EXERCISE PROMPT -> Read the listing below and copy out every line that holds "strikes".

>> START INPUT RECORDS

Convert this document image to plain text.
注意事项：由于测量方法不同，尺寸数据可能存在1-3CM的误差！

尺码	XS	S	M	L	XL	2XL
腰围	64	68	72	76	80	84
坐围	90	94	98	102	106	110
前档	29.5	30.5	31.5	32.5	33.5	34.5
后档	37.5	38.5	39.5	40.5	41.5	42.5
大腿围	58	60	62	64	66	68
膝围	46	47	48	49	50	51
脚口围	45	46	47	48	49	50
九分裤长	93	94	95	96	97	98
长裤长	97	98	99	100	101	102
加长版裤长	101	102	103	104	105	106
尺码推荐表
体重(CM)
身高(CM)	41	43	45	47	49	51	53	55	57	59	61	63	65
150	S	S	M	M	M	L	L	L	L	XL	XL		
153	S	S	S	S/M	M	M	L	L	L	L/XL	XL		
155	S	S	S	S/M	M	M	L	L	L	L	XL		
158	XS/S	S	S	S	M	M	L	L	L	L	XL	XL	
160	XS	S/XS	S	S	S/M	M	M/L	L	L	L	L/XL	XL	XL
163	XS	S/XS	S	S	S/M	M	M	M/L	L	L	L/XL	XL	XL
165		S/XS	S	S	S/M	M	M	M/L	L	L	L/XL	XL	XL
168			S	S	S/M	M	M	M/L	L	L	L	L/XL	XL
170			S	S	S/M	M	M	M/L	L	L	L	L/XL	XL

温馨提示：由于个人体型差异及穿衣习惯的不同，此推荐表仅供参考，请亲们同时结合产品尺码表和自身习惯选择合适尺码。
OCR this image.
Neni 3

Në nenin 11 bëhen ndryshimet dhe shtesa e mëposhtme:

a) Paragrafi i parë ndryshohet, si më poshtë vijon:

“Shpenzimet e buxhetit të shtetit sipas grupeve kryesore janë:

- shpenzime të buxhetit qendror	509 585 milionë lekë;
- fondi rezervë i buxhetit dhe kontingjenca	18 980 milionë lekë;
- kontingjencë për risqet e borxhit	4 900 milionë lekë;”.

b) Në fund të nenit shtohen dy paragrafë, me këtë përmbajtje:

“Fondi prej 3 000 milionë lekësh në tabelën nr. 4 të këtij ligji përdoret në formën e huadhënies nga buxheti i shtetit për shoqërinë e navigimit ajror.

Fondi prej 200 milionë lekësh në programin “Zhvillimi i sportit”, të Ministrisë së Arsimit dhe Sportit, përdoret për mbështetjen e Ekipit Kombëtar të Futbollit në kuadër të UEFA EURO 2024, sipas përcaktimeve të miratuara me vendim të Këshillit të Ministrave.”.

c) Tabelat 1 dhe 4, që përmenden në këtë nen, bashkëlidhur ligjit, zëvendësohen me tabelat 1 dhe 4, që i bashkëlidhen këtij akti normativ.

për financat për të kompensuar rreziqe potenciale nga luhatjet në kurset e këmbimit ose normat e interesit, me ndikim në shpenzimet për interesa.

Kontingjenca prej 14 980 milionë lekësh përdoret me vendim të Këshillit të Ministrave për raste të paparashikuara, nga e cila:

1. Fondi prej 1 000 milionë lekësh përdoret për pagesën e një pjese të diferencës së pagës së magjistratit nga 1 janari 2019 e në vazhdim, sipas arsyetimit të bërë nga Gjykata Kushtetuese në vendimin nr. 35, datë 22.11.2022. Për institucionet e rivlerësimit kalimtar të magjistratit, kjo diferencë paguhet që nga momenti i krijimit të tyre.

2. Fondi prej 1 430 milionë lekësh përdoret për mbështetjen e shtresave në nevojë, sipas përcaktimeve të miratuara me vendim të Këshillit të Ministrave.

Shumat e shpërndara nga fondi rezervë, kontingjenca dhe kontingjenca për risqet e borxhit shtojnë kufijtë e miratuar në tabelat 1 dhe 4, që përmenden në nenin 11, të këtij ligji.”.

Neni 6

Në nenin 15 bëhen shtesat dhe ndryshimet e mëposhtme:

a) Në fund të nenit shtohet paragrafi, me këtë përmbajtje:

>> END INPUT RECORDS
>> START INPUT RECORDS

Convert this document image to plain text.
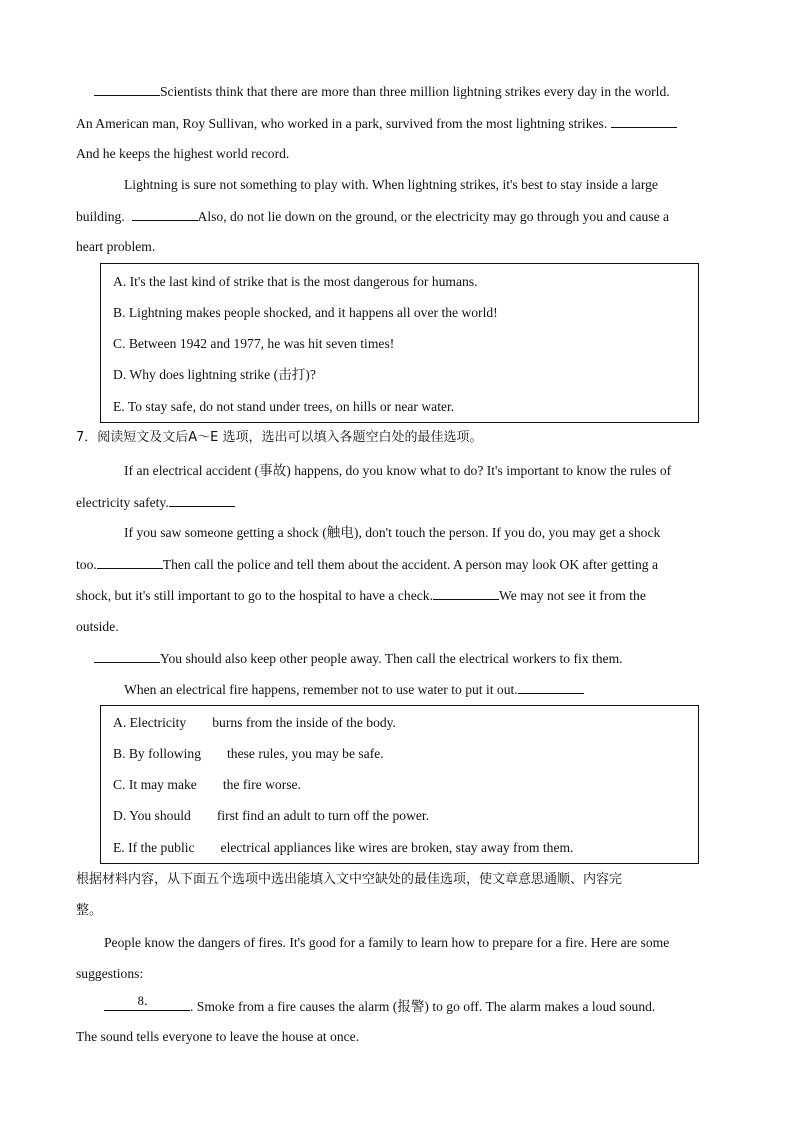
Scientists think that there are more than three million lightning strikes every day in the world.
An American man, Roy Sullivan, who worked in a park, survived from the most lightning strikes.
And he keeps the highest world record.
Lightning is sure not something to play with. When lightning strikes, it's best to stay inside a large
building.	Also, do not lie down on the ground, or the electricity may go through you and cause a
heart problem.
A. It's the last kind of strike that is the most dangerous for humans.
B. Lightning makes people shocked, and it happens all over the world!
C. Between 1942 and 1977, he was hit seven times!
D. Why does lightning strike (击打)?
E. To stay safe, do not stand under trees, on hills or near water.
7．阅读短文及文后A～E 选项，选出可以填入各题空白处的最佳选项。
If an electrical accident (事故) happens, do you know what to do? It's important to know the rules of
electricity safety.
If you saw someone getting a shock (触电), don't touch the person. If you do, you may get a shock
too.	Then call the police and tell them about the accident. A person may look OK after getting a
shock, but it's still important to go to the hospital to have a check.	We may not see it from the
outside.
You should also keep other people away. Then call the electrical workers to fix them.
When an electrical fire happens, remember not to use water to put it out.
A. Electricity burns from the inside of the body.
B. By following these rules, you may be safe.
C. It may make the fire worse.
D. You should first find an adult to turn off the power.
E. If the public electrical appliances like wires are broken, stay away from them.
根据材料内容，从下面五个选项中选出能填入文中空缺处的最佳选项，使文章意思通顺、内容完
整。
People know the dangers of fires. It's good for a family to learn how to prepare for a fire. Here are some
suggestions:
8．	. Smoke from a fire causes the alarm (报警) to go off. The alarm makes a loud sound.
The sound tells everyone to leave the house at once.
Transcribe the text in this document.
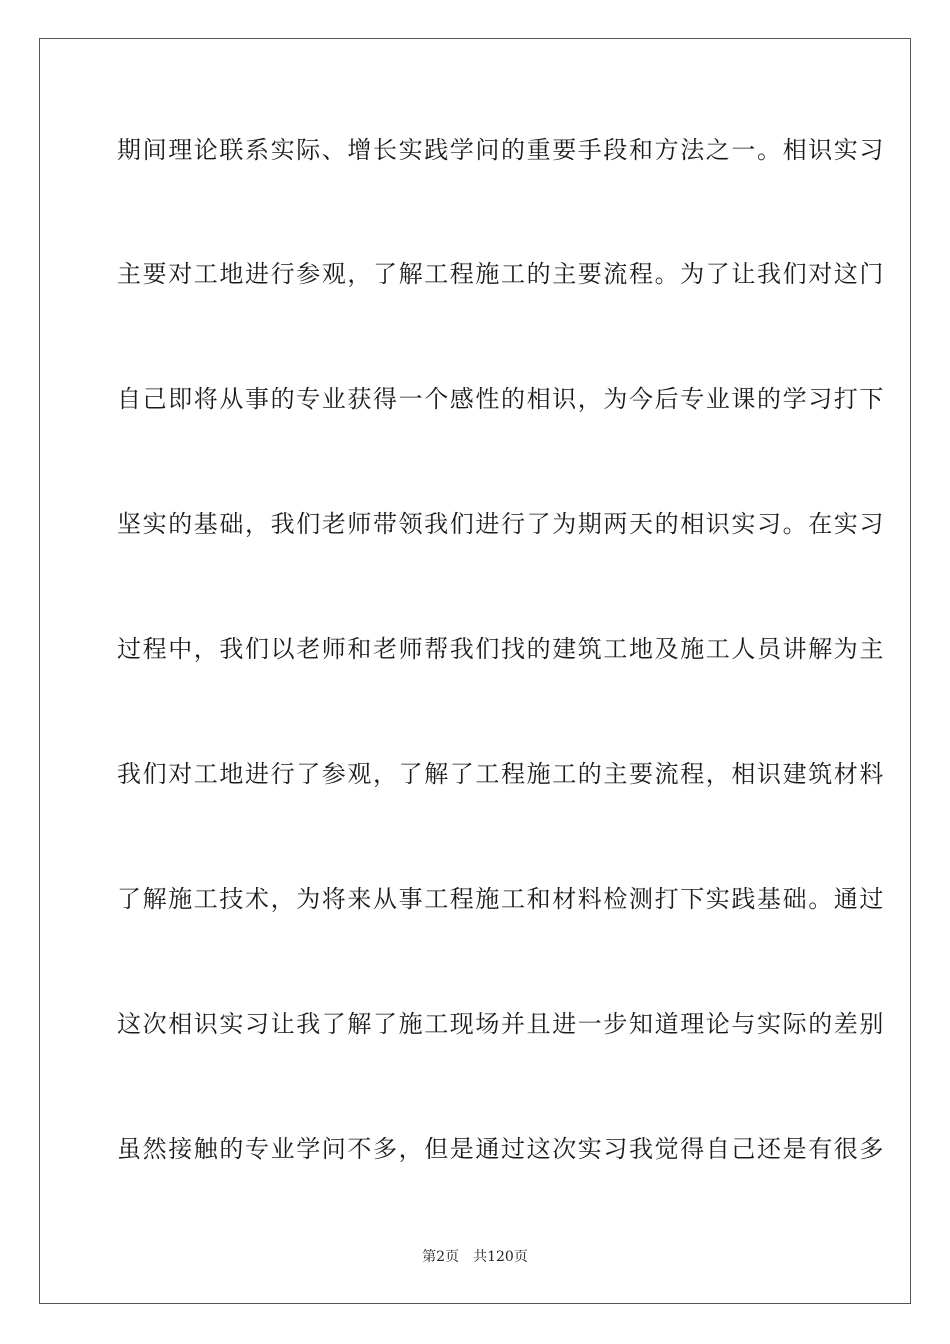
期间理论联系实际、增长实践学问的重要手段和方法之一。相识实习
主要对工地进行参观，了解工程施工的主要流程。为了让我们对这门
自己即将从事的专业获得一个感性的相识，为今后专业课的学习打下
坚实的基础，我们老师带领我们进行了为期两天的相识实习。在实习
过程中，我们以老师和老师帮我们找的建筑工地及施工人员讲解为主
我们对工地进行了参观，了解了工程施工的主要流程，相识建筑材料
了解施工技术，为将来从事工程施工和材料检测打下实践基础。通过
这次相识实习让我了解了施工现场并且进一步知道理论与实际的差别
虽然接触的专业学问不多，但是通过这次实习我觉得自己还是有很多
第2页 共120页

>> END INPUT RECORDS

ANSWER IN FULL ->
Scientists think that there are more than three million lightning strikes every day in the world.
An American man, Roy Sullivan, who worked in a park, survived from the most lightning strikes.
Lightning is sure not something to play with. When lightning strikes, it's best to stay inside a large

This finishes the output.